→ **Source extract**
══════

The use of Garvin's Quality Attributes has been applied to information services by Brophy (1998). Garvin (1987) identified eight attributes that can be used to evaluate the quality of services, and with some changes of emphasis, one significant change of concept and the introduction of two additional attributes (Currency and Usability) they apply well to ILS. They are:
Performance is concerned with establishing confirmation that a service meets its most basic requirement. These are the primary operating features of the product or service. For example, a library which claimed to offer a 'quality' service would be expected to provide some minimum set of services - a catalogue of its holdings for example. The most basic quality question is then 'Does this catalogue exist?'. Today, most users would also expect that part of the minimum would be that the catalogue was available online and covered all of the library's core holdings. These are performance attributes.
With Conformance the question is whether the product or service meets the agreed standard. This may be a national or international standard or locally determined service standard. The standards themselves, however they are devised, must of course relate to customer requirements. For information services there are obvious conformance questions around the utilisation of standards and protocols such as XML, RDF, Dublin Core, OAI, Z39.50 etc. It is worth noting that many conformance questions can only be answered by expert analysts since users are unlikely to have either the expertise or the access needed to make technical or service-wide assessments.
Features are the secondary operating attributes, which add to a product or service in the user's eyes but are not essential to it. They may provide an essential marketing edge. It is not always easy to distinguish 'performance' characteristics from 'features', especially as what is essential to one customer may be an optional extra to another, and there is a tendency for 'features' to become 'performance' attributes over time - direct links from the catalogue to full text are an example of a feature currently developing in this way.
Users place high value on the Reliability of a product or service. For products this usually means that they perform as expected (or better). For information services, a major issue is usually availability of the service. Therefore broken links, unreliability and slowness in speed of response can have a detrimental affect on a user's perception of a service.

══════

→ **Entries supplied**
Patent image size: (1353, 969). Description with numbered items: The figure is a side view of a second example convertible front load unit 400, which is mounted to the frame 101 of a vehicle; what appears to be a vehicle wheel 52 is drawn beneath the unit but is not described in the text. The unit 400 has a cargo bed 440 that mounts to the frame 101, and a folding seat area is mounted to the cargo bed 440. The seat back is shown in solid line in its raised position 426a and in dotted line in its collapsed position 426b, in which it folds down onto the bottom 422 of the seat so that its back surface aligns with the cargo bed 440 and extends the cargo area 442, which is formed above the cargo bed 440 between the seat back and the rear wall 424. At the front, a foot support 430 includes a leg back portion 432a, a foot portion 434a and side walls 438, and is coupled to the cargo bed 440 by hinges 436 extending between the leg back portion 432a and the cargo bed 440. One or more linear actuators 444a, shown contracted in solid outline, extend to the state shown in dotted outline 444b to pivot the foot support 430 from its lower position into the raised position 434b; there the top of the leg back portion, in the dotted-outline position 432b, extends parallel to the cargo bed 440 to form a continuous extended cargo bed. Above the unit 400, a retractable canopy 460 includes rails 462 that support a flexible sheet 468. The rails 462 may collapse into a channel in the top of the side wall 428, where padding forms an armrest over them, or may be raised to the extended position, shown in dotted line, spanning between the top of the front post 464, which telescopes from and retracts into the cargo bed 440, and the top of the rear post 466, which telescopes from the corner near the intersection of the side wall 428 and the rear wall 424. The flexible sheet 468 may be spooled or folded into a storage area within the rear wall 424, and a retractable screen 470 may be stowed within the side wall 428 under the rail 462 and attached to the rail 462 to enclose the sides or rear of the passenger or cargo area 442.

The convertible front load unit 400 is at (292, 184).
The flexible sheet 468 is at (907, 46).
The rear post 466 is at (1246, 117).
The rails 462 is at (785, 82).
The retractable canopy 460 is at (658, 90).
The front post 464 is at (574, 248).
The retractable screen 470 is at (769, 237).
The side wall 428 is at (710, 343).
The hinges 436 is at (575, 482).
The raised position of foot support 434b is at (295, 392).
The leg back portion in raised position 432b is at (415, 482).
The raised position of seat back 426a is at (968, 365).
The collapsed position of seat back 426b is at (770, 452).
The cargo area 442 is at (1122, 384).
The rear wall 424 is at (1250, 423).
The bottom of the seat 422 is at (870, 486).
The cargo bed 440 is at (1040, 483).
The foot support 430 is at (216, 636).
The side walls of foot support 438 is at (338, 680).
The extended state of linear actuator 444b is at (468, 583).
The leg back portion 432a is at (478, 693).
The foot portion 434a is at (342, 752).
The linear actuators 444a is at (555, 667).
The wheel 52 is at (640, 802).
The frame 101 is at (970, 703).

══════

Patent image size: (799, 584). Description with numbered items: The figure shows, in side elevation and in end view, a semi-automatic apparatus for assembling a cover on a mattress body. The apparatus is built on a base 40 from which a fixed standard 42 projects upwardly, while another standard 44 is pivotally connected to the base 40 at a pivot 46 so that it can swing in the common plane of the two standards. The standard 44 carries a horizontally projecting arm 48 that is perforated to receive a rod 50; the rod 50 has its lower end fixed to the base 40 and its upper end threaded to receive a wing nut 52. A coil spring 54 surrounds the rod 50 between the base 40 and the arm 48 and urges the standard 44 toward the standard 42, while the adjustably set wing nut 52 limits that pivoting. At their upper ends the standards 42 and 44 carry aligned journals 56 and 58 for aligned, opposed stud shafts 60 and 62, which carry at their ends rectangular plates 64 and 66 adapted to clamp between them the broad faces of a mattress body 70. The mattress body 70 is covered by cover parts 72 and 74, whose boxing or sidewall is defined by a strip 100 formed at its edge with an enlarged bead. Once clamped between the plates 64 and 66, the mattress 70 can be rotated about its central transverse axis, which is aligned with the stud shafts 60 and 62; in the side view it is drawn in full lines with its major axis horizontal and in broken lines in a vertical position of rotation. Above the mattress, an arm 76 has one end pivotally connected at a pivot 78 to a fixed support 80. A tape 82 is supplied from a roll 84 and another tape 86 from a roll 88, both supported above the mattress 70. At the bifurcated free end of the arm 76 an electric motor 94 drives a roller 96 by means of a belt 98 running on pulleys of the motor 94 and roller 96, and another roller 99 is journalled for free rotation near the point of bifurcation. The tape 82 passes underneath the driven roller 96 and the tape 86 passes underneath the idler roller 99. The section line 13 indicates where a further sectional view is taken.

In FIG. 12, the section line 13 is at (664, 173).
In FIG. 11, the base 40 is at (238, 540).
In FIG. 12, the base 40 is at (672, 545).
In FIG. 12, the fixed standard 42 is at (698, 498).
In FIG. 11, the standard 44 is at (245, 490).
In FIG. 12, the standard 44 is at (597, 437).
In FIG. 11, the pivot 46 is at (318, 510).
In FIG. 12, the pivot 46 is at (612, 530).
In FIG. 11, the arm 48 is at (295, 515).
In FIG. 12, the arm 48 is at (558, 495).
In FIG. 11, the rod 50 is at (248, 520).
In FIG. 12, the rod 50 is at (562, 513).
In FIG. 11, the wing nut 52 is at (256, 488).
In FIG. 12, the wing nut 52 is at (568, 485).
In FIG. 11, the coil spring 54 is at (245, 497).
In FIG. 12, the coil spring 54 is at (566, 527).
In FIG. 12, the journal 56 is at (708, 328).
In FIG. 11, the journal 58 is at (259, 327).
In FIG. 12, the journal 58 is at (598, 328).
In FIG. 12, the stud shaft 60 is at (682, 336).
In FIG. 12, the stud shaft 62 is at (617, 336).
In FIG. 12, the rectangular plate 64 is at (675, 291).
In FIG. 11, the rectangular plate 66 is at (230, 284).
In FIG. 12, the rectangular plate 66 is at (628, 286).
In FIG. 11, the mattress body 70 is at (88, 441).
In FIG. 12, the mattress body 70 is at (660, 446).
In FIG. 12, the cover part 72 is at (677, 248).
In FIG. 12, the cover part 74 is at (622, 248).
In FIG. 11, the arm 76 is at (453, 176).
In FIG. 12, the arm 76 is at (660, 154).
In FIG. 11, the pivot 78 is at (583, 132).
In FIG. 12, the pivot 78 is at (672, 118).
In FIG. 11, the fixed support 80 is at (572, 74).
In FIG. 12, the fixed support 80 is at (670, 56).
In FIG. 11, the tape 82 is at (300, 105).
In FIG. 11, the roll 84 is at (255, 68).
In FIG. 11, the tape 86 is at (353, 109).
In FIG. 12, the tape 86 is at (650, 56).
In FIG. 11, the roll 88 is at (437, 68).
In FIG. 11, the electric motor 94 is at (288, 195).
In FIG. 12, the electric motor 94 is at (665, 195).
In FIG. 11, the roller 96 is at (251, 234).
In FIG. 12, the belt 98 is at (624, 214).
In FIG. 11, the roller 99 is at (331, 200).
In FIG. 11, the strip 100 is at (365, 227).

══════

→ **Work to do**
- 1) According to the passage on quality attributes, which two attributes were added to Garvin's original eight?
- 2) From the passage on quality attributes, write out the section starting at "With Conformance the" and ending at "or service-wide assessments.".
- 3) Extend the passage on quality attributes, picking up after its final sentence.

→ **Responses to the exercise**
- 1) Currency and Usability.

- 2)
With Conformance the question is whether the product or service meets the agreed standard. This may be a national or international standard or locally determined service standard. The standards themselves, however they are devised, must of course relate to customer requirements. For information services there are obvious conformance questions around the utilisation of standards and protocols such as XML, RDF, Dublin Core, OAI, Z39.50 etc. It is worth noting that many conformance questions can only be answered by expert analysts since users are unlikely to have either the expertise or the access needed to make technical or service-wide assessments.

- 3)
Garvin uses the term Durability, defined as 'the amount of use the product will provide before it deteriorates to the point where replacement or discard is preferable to repair'. In the case of information services this will relate to the sustainability of the service over a period of time. In simple terms, will the service still be in existence in three or five years? Again, this is more likely to be assessed by experts in the field than by end users, although they may have useful contributions on the assessment of the attribute based on comparisons with similar services.
For most users of information services an important issue is the Currency of information, i.e. how up to date the information provided is when it is retrieved.
Serviceability relates to when things go wrong. How easy will it then be to put them right? How quickly can they be repaired? How much inconvenience will be caused to the user, and how much cost? For users of an electronic information service this may translate to the level of help available to them at the time of the search. So the availability of instructions and prompts throughout, context sensitive help and usefulness of help will be important.
Whilst Aesthetics and Image is a highly subjective area, it is of prime importance to users. In electronic environments it brings in the whole debate about what constitutes good design. In a web environment, the design of the home page may be the basis for user selection of services, and this may have little to do with actual functionality. You may have a great information service behind that home page, but do the users ever find it?
Perceived Quality is one of the most interesting of attributes because it recognises that all users make their judgments on incomplete information. They do not carry out detailed surveys of 'hit rates' or examine the rival systems' performance in retrieving a systematic sample of records. Most users do not read the service's mission statement or service standards and do their best to by-pass the instructions pages. Yet, users will quickly come to a judgment about the service based on the reputation of the service among their colleagues and acquaintances, their preconceptions and their instant reactions to it.
The addition of Usability as an attribute is important in any user-centred evaluation. User-centred models are much more helpful when personal preferences and requirements are factored in - so, for example, usability to a blind person may mean something quite different to usability to a sighted person.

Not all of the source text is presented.